▶ **Exercise directions**
Copy the records from the start through the line that contains "mouse-cursor-icon [487, 125, 503, 146]", replacing "x-tick-label" with "x-axis-label" and leaving everything else unchanged.

▶ **Records to use**
**********

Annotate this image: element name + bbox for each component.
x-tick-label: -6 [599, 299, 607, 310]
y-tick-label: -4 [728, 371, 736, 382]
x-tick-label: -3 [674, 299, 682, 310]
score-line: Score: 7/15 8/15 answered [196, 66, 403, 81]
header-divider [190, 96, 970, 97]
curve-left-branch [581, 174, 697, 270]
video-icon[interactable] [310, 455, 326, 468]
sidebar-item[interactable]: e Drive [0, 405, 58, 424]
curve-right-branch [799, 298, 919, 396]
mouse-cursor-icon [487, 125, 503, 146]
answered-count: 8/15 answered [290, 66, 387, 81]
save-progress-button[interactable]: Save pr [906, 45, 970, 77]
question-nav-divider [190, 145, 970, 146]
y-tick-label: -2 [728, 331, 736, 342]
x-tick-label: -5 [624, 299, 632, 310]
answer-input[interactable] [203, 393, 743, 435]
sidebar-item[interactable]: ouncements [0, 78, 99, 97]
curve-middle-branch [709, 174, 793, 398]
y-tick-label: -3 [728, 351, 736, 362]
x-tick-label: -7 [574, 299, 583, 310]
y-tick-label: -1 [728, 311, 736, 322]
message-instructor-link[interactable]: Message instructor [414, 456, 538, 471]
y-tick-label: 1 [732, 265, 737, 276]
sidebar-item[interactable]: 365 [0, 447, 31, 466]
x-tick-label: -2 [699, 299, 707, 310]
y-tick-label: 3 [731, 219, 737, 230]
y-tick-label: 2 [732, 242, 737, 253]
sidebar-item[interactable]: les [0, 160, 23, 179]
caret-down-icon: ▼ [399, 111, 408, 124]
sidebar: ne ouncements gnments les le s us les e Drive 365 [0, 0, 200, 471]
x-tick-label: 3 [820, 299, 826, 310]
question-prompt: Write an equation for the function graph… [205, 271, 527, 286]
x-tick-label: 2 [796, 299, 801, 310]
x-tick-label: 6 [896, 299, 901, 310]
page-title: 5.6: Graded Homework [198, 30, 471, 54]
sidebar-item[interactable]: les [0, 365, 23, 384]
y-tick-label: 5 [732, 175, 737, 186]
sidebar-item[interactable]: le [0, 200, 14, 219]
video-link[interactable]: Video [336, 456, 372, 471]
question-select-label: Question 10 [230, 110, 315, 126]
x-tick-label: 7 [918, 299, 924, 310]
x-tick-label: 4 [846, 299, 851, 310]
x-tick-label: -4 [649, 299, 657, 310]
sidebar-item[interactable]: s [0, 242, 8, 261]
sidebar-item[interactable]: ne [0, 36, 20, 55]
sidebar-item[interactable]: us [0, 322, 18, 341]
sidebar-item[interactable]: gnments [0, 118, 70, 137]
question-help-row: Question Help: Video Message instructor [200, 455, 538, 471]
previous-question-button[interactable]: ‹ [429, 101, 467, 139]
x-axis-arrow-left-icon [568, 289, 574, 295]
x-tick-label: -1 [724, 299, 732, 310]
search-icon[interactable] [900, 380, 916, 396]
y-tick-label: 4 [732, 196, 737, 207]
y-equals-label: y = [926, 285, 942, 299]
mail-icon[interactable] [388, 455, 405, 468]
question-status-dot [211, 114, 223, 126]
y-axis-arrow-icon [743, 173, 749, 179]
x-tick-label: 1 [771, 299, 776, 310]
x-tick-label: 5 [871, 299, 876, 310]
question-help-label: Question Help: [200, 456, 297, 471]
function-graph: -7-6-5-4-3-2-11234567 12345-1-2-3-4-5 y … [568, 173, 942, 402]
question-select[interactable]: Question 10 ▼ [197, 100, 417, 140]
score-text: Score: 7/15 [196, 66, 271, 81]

**********

▶ **Output of the exercise**
Annotate this image: element name + bbox for each component.
x-axis-label: -6 [599, 299, 607, 310]
y-tick-label: -4 [728, 371, 736, 382]
x-axis-label: -3 [674, 299, 682, 310]
score-line: Score: 7/15 8/15 answered [196, 66, 403, 81]
header-divider [190, 96, 970, 97]
curve-left-branch [581, 174, 697, 270]
video-icon[interactable] [310, 455, 326, 468]
sidebar-item[interactable]: e Drive [0, 405, 58, 424]
curve-right-branch [799, 298, 919, 396]
mouse-cursor-icon [487, 125, 503, 146]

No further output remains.